-- Text excerpt --
··········

“The 2nd-gen U-Turn Orbit Special's upgrades make it a near perfect midrange turntable.”
- Excellent sound
- Dynamic Ortofon 2M Red cartridge
- New speed selection dial
- Solid acrylic platter
- Optional built-in preamp
- Seven finishes
- No auto stop feature
I’ve always been impressed with U-Turn Audio’s lineup of affordable Orbit turntables that it started making in 2012. Over the following decade, the Orbit earned a reputation for being a no-nonsense record player that looks good, is simple to operate, and is made with good components — you could even mix and match them to suit your needs and budget, which made the line appealing to a wide range of vinyl enthusiasts, including myself.
So, when U-Turn launched its 2nd-gen Orbit lineup last fall — the first major upgrade in the company’s history — I was excited to get my hands on one. That time has come. The entire Orbit range, which includes the Orbit Basic, Plus, and Special, has been revamped. U-Turn has furnished me with both ends of the range, the Basic and Special, but this review will focus on the latter.
Taking more than a few pointers from its premium-range Orbit Theory turntable that U-Turn successfully launched in late 2022, the upgrades to the 2nd-gen Orbit Special have made it a near perfect midrange turntable that is a joy to use. With a redesigned tonearm, upgraded motor and spindle, new grooved acrylic platter, some fresh new finish options, and (gasp!) an electronic speed control dial, every issue I ever had with the first-gen Orbit Special (one of my daily drivers since 2018) has been obliterated. Ranging in price from $549 to $749, depending on how you configure it, the Orbit Special remains a great value. The revamped Orbit special takes an excellent turntable and makes it even better. Here’s how.
Like many modern turntables worth buying, the U-Turn Orbit Special comes well packed and protected, with only a few key parts that have to be assembled and set up. It’s all pretty easy, though, and it comes with all the instructions you need, whether you’re new to it or a pro.
In the box, you’ll find the main plinth with the tonearm already mounted and its cartridge (the superb Ortofon 2M Red) already installed and prealigned. All you have to do is follow the instructions for mounting and balancing the turntable’s counterweight (it’s easy), place the acrylic platter on the spindle, and wrap the silicone-rubber belt along its new machined groove and around the motor. It should all take about 10 minutes, and it’s kinda fun.
The Orbit Special is a near-perfect midrange turntable that is a joy to use.
The power adapter and RCA cables are included, and depending on whether you sprung for the built-in phono preamp (more on that later) or not, you just have to connect up to your receiver/amplifier or a set of powered speakers and you’re off. Oh, and it comes with a solid dust cover that installs on two plastic hinges at the back of the plinth. It works well, too, and doesn’t fall closed under its own weight, like others I’ve tried.
I meant it when I said no nonsense. My digital-loving colleague, Simon Cohen, likes to rib us with the word “antiquated” when describing turntables and their associated polyvinyl media, but I think there’s a beauty in their simplicity. The U-Turn Orbit Special (or any member of the Orbit line, for that matter) isn’t big and bulky, with the plinth measuring just three-quarters of an inch thick. It’s made of either MDF, solid walnut, or, like my review unit, a beautiful and natural oak, not veneer.

··········

-- Task 1 --
Reproduce the part of the records that opens with the line containing "x-tick-label: Jan 2025 xyxy=(455,355,506,369)" and closes with the line containing "data-point xyxy=(213,306,215,308)", substituting "x-axis-label" for "x-tick-label" and leaving everything else unchanged.

··········

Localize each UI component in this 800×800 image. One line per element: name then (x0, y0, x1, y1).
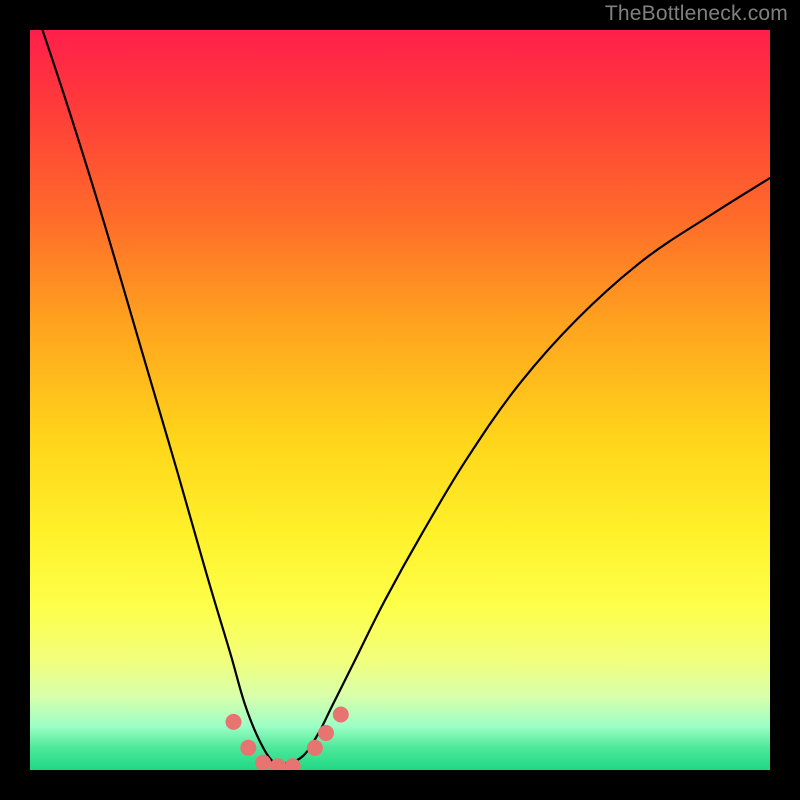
valley-marker (307, 740, 323, 756)
bottleneck-curve-path (30, 30, 770, 765)
valley-marker (240, 740, 256, 756)
valley-marker (333, 707, 349, 723)
plot-area (30, 30, 770, 770)
valley-marker (255, 755, 271, 770)
curve-svg (30, 30, 770, 770)
valley-markers (226, 707, 349, 771)
watermark-text: TheBottleneck.com (605, 2, 788, 26)
valley-marker (318, 725, 334, 741)
chart-frame: TheBottleneck.com (0, 0, 800, 800)
valley-marker (226, 714, 242, 730)
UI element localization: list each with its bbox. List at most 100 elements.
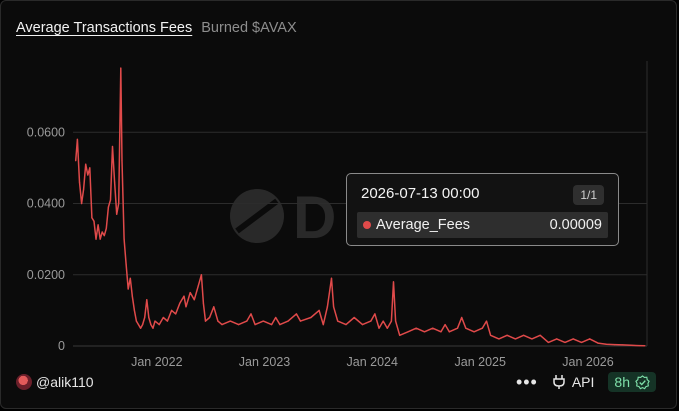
x-tick-label: Jan 2025 xyxy=(455,355,506,369)
data-point xyxy=(125,263,127,265)
data-point xyxy=(137,324,140,326)
data-point xyxy=(204,320,207,322)
data-point xyxy=(85,163,87,165)
data-point xyxy=(539,334,541,336)
data-point xyxy=(111,145,114,148)
author-username[interactable]: @alik110 xyxy=(36,374,94,390)
data-point xyxy=(158,324,160,326)
series-color-dot xyxy=(363,221,371,229)
data-point xyxy=(310,316,312,319)
data-point xyxy=(89,167,91,169)
y-tick-label: 0.0200 xyxy=(27,268,65,282)
data-point xyxy=(444,324,446,326)
data-point xyxy=(171,309,173,311)
data-point xyxy=(423,331,426,333)
data-point xyxy=(481,327,483,329)
data-point xyxy=(144,316,146,319)
data-point xyxy=(81,202,83,205)
x-tick-label: Jan 2024 xyxy=(347,355,398,369)
data-point xyxy=(183,295,185,297)
data-point xyxy=(370,320,372,322)
data-point xyxy=(254,324,256,326)
data-point xyxy=(271,324,273,326)
data-point xyxy=(97,224,99,226)
data-point xyxy=(105,227,107,229)
data-point xyxy=(133,309,135,311)
api-label: API xyxy=(571,374,595,390)
data-point xyxy=(353,316,355,319)
avatar xyxy=(16,374,32,390)
data-point xyxy=(87,174,89,176)
data-point xyxy=(498,338,500,340)
tooltip: 2026-07-13 00:00 1/1 Average_Fees 0.0000… xyxy=(346,173,619,246)
data-point xyxy=(448,331,450,333)
data-point xyxy=(131,295,133,297)
data-point xyxy=(213,306,215,308)
data-point xyxy=(287,320,289,322)
data-point xyxy=(644,345,646,347)
data-point xyxy=(76,138,78,140)
data-point xyxy=(129,277,131,279)
data-point xyxy=(193,299,195,301)
data-point xyxy=(189,292,191,294)
data-point xyxy=(490,334,492,336)
svg-text:D: D xyxy=(293,184,336,251)
data-point xyxy=(103,235,105,237)
data-point xyxy=(506,334,508,336)
data-point xyxy=(432,327,434,329)
data-point xyxy=(531,338,533,340)
author[interactable]: @alik110 xyxy=(16,374,94,390)
data-point xyxy=(485,320,488,322)
data-point xyxy=(399,334,401,336)
api-button[interactable]: API xyxy=(552,374,595,390)
data-point xyxy=(246,320,248,322)
y-tick-label: 0.0400 xyxy=(27,197,65,211)
data-point xyxy=(638,345,640,347)
data-point xyxy=(142,324,144,326)
data-point xyxy=(148,316,150,319)
data-point xyxy=(326,306,328,308)
data-point xyxy=(279,324,281,326)
data-point xyxy=(101,231,103,233)
data-point xyxy=(99,238,101,240)
data-point xyxy=(175,313,177,315)
watermark: D xyxy=(230,184,336,251)
data-point xyxy=(229,320,231,322)
data-point xyxy=(202,302,204,304)
data-point xyxy=(461,316,463,319)
data-point xyxy=(116,213,118,215)
tooltip-date: 2026-07-13 00:00 xyxy=(361,185,480,202)
refresh-label: 8h xyxy=(614,374,630,390)
data-point xyxy=(392,281,395,283)
more-icon[interactable]: ••• xyxy=(516,373,538,391)
data-point xyxy=(415,327,417,329)
chart-card: Average Transactions Fees Burned $AVAX D… xyxy=(0,0,677,409)
data-point xyxy=(299,320,302,322)
data-point xyxy=(374,313,376,315)
data-point xyxy=(140,327,142,329)
data-point xyxy=(114,181,116,183)
tooltip-value: 0.00009 xyxy=(549,217,602,233)
data-point xyxy=(547,341,550,343)
data-point xyxy=(572,338,574,340)
data-point xyxy=(123,238,125,240)
data-point xyxy=(378,327,380,329)
data-point xyxy=(83,188,85,190)
data-point xyxy=(622,344,624,346)
data-point xyxy=(95,238,97,240)
data-point xyxy=(120,67,122,69)
data-point xyxy=(295,313,297,315)
data-point xyxy=(580,341,583,343)
data-point xyxy=(395,320,397,322)
data-point xyxy=(121,160,123,162)
refresh-badge[interactable]: 8h xyxy=(608,372,656,392)
x-tick-label: Jan 2026 xyxy=(562,355,613,369)
data-point xyxy=(407,331,409,333)
data-point xyxy=(217,320,219,322)
data-point xyxy=(135,320,137,322)
check-badge-icon xyxy=(635,374,650,389)
data-point xyxy=(382,320,384,322)
tooltip-series-row: Average_Fees 0.00009 xyxy=(357,212,608,238)
data-point xyxy=(107,206,109,208)
data-point xyxy=(154,320,156,322)
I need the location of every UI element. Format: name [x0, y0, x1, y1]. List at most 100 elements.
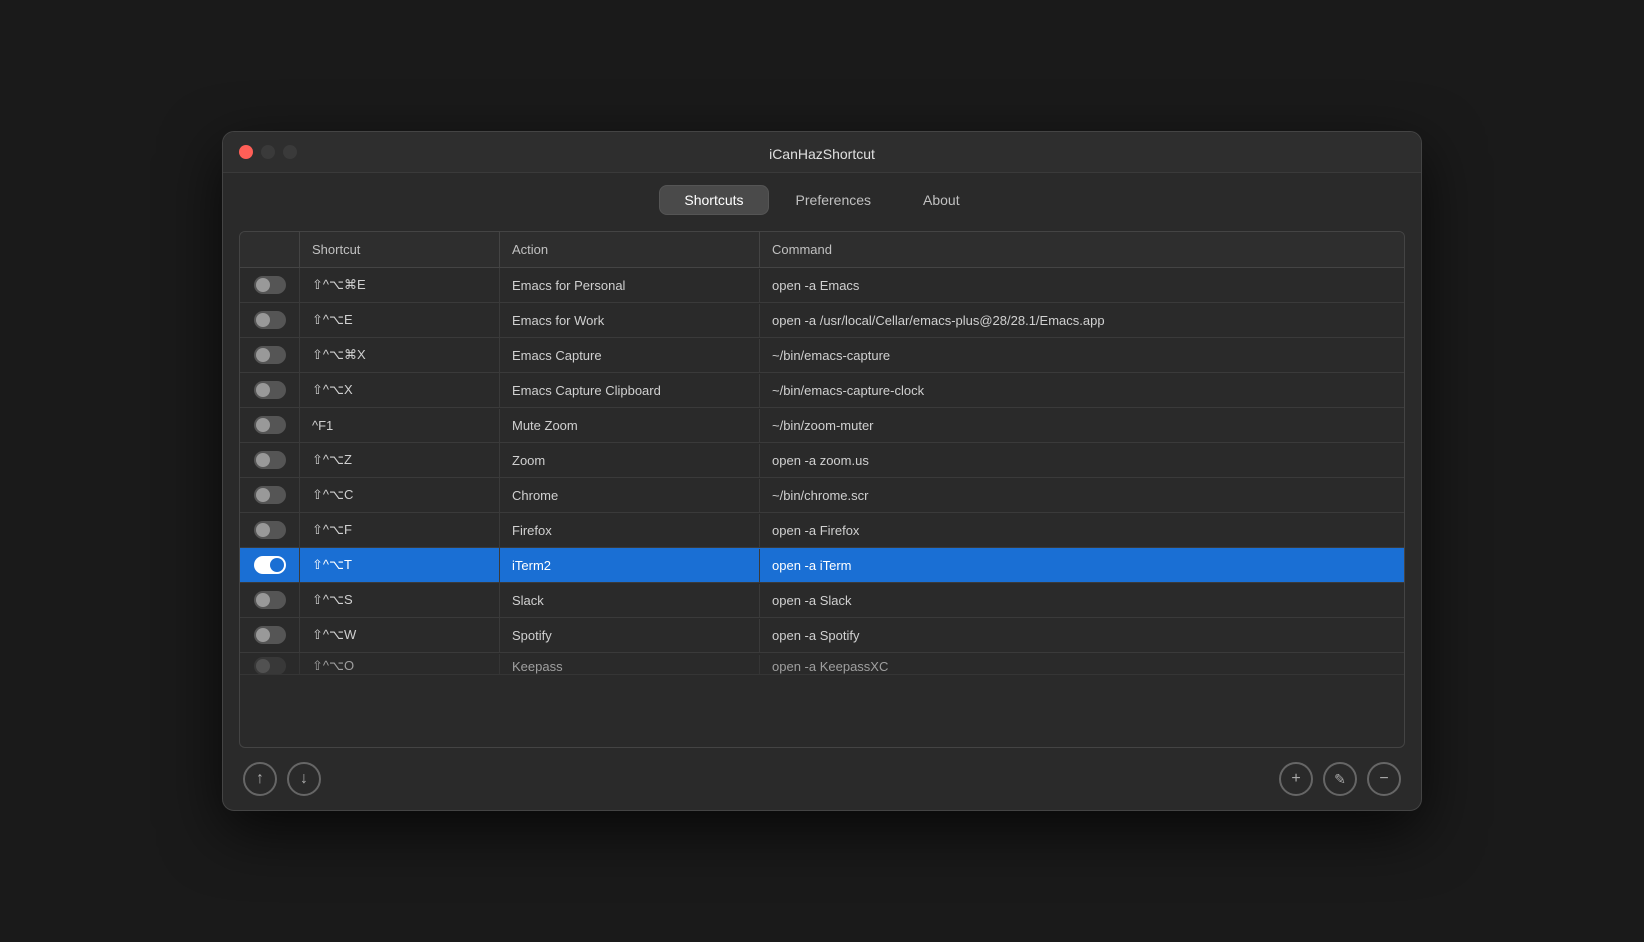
- shortcut-value: ⇧^⌥⌘E: [300, 268, 500, 302]
- col-toggle: [240, 232, 300, 267]
- toggle-switch[interactable]: [254, 276, 286, 294]
- toggle-cell[interactable]: [240, 583, 300, 617]
- action-value: Keepass: [500, 655, 760, 676]
- main-content: Shortcut Action Command ⇧^⌥⌘E Emacs for …: [223, 231, 1421, 810]
- toggle-switch[interactable]: [254, 381, 286, 399]
- action-value: iTerm2: [500, 549, 760, 582]
- shortcut-value: ⇧^⌥F: [300, 513, 500, 547]
- toggle-cell[interactable]: [240, 443, 300, 477]
- command-value: open -a zoom.us: [760, 444, 1404, 477]
- tab-about[interactable]: About: [898, 185, 985, 215]
- command-value: open -a Spotify: [760, 619, 1404, 652]
- table-row-selected[interactable]: ⇧^⌥T iTerm2 open -a iTerm: [240, 548, 1404, 583]
- remove-icon: −: [1379, 771, 1388, 787]
- shortcut-value: ⇧^⌥T: [300, 548, 500, 582]
- action-value: Emacs for Personal: [500, 269, 760, 302]
- command-value: ~/bin/emacs-capture: [760, 339, 1404, 372]
- edit-button[interactable]: ✎: [1323, 762, 1357, 796]
- shortcut-value: ⇧^⌥S: [300, 583, 500, 617]
- shortcut-value: ⇧^⌥W: [300, 618, 500, 652]
- action-value: Emacs for Work: [500, 304, 760, 337]
- tab-bar: Shortcuts Preferences About: [223, 173, 1421, 231]
- toggle-switch[interactable]: [254, 591, 286, 609]
- move-down-icon: ↓: [300, 771, 308, 787]
- command-value: ~/bin/zoom-muter: [760, 409, 1404, 442]
- remove-button[interactable]: −: [1367, 762, 1401, 796]
- add-button[interactable]: +: [1279, 762, 1313, 796]
- titlebar: iCanHazShortcut: [223, 132, 1421, 173]
- maximize-button[interactable]: [283, 145, 297, 159]
- toggle-cell[interactable]: [240, 338, 300, 372]
- toggle-cell[interactable]: [240, 268, 300, 302]
- action-value: Emacs Capture: [500, 339, 760, 372]
- shortcut-value: ⇧^⌥Z: [300, 443, 500, 477]
- action-value: Emacs Capture Clipboard: [500, 374, 760, 407]
- toggle-cell[interactable]: [240, 373, 300, 407]
- table-row-partial[interactable]: ⇧^⌥O Keepass open -a KeepassXC: [240, 653, 1404, 675]
- toolbar-left: ↑ ↓: [243, 762, 321, 796]
- window-title: iCanHazShortcut: [769, 146, 875, 162]
- command-value: open -a Firefox: [760, 514, 1404, 547]
- toggle-cell[interactable]: [240, 408, 300, 442]
- action-value: Spotify: [500, 619, 760, 652]
- action-value: Mute Zoom: [500, 409, 760, 442]
- toolbar-right: + ✎ −: [1279, 762, 1401, 796]
- toggle-switch[interactable]: [254, 416, 286, 434]
- move-up-icon: ↑: [256, 771, 264, 787]
- toggle-switch[interactable]: [254, 451, 286, 469]
- move-up-button[interactable]: ↑: [243, 762, 277, 796]
- action-value: Zoom: [500, 444, 760, 477]
- toggle-cell[interactable]: [240, 303, 300, 337]
- minimize-button[interactable]: [261, 145, 275, 159]
- shortcut-value: ^F1: [300, 409, 500, 442]
- command-value: open -a /usr/local/Cellar/emacs-plus@28/…: [760, 304, 1404, 337]
- col-shortcut: Shortcut: [300, 232, 500, 267]
- toolbar: ↑ ↓ + ✎ −: [239, 748, 1405, 810]
- table-row[interactable]: ⇧^⌥X Emacs Capture Clipboard ~/bin/emacs…: [240, 373, 1404, 408]
- toggle-switch[interactable]: [254, 626, 286, 644]
- toggle-switch[interactable]: [254, 556, 286, 574]
- move-down-button[interactable]: ↓: [287, 762, 321, 796]
- add-icon: +: [1291, 771, 1300, 787]
- table-body: ⇧^⌥⌘E Emacs for Personal open -a Emacs ⇧…: [240, 268, 1404, 747]
- command-value: ~/bin/emacs-capture-clock: [760, 374, 1404, 407]
- app-window: iCanHazShortcut Shortcuts Preferences Ab…: [222, 131, 1422, 811]
- toggle-cell[interactable]: [240, 618, 300, 652]
- table-row[interactable]: ^F1 Mute Zoom ~/bin/zoom-muter: [240, 408, 1404, 443]
- shortcut-value: ⇧^⌥O: [300, 654, 500, 675]
- table-row[interactable]: ⇧^⌥⌘X Emacs Capture ~/bin/emacs-capture: [240, 338, 1404, 373]
- toggle-switch[interactable]: [254, 311, 286, 329]
- shortcut-value: ⇧^⌥⌘X: [300, 338, 500, 372]
- action-value: Slack: [500, 584, 760, 617]
- table-row[interactable]: ⇧^⌥C Chrome ~/bin/chrome.scr: [240, 478, 1404, 513]
- table-row[interactable]: ⇧^⌥E Emacs for Work open -a /usr/local/C…: [240, 303, 1404, 338]
- table-row[interactable]: ⇧^⌥W Spotify open -a Spotify: [240, 618, 1404, 653]
- table-row[interactable]: ⇧^⌥F Firefox open -a Firefox: [240, 513, 1404, 548]
- col-command: Command: [760, 232, 1404, 267]
- tab-shortcuts[interactable]: Shortcuts: [659, 185, 768, 215]
- action-value: Chrome: [500, 479, 760, 512]
- tab-preferences[interactable]: Preferences: [771, 185, 896, 215]
- toggle-switch[interactable]: [254, 486, 286, 504]
- traffic-lights: [239, 145, 297, 159]
- action-value: Firefox: [500, 514, 760, 547]
- table-row[interactable]: ⇧^⌥Z Zoom open -a zoom.us: [240, 443, 1404, 478]
- toggle-switch[interactable]: [254, 346, 286, 364]
- table-header: Shortcut Action Command: [240, 232, 1404, 268]
- shortcuts-table: Shortcut Action Command ⇧^⌥⌘E Emacs for …: [239, 231, 1405, 748]
- col-action: Action: [500, 232, 760, 267]
- command-value: ~/bin/chrome.scr: [760, 479, 1404, 512]
- toggle-cell[interactable]: [240, 653, 300, 675]
- shortcut-value: ⇧^⌥C: [300, 478, 500, 512]
- toggle-cell[interactable]: [240, 548, 300, 582]
- table-row[interactable]: ⇧^⌥S Slack open -a Slack: [240, 583, 1404, 618]
- command-value: open -a Emacs: [760, 269, 1404, 302]
- toggle-switch[interactable]: [254, 521, 286, 539]
- command-value: open -a iTerm: [760, 549, 1404, 582]
- toggle-cell[interactable]: [240, 478, 300, 512]
- close-button[interactable]: [239, 145, 253, 159]
- toggle-switch[interactable]: [254, 657, 286, 675]
- table-row[interactable]: ⇧^⌥⌘E Emacs for Personal open -a Emacs: [240, 268, 1404, 303]
- shortcut-value: ⇧^⌥E: [300, 303, 500, 337]
- toggle-cell[interactable]: [240, 513, 300, 547]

··········

-- Task 2 --
Translate this sentence from the turntable review into French: "The Orbit Special is a near-perfect midrange turntable that is a joy to use."

-- Output 1 --
x-axis-label: Jan 2025 xyxy=(455,355,506,369)
data-point xyxy=(125,263,127,265)
data-point xyxy=(137,324,140,326)
data-point xyxy=(204,320,207,322)
data-point xyxy=(85,163,87,165)
data-point xyxy=(539,334,541,336)
data-point xyxy=(111,145,114,148)
author-username[interactable]: @alik110 xyxy=(36,374,94,390)
data-point xyxy=(158,324,160,326)
series-color-dot xyxy=(363,221,371,229)
data-point xyxy=(310,316,312,319)
data-point xyxy=(89,167,91,169)
y-tick-label: 0.0200 xyxy=(27,268,65,282)
data-point xyxy=(444,324,446,326)
data-point xyxy=(171,309,173,311)
data-point xyxy=(423,331,426,333)
data-point xyxy=(481,327,483,329)
data-point xyxy=(144,316,146,319)
data-point xyxy=(81,202,83,205)
x-axis-label: Jan 2024 xyxy=(347,355,398,369)
data-point xyxy=(183,295,185,297)
data-point xyxy=(370,320,372,322)
data-point xyxy=(254,324,256,326)
data-point xyxy=(271,324,273,326)
data-point xyxy=(97,224,99,226)
data-point xyxy=(105,227,107,229)
data-point xyxy=(133,309,135,311)
api-label: API xyxy=(571,374,595,390)
data-point xyxy=(353,316,355,319)
avatar xyxy=(16,374,32,390)
data-point xyxy=(87,174,89,176)
data-point xyxy=(498,338,500,340)
tooltip: 2026-07-13 00:00 1/1 Average_Fees 0.0000… xyxy=(346,173,619,246)
data-point xyxy=(448,331,450,333)
data-point xyxy=(131,295,133,297)
data-point xyxy=(213,306,215,308)

-- Output 2 --
L'Orbit Special est une platine de milieu de gamme quasi parfaite, qu'il est agréable d'utiliser.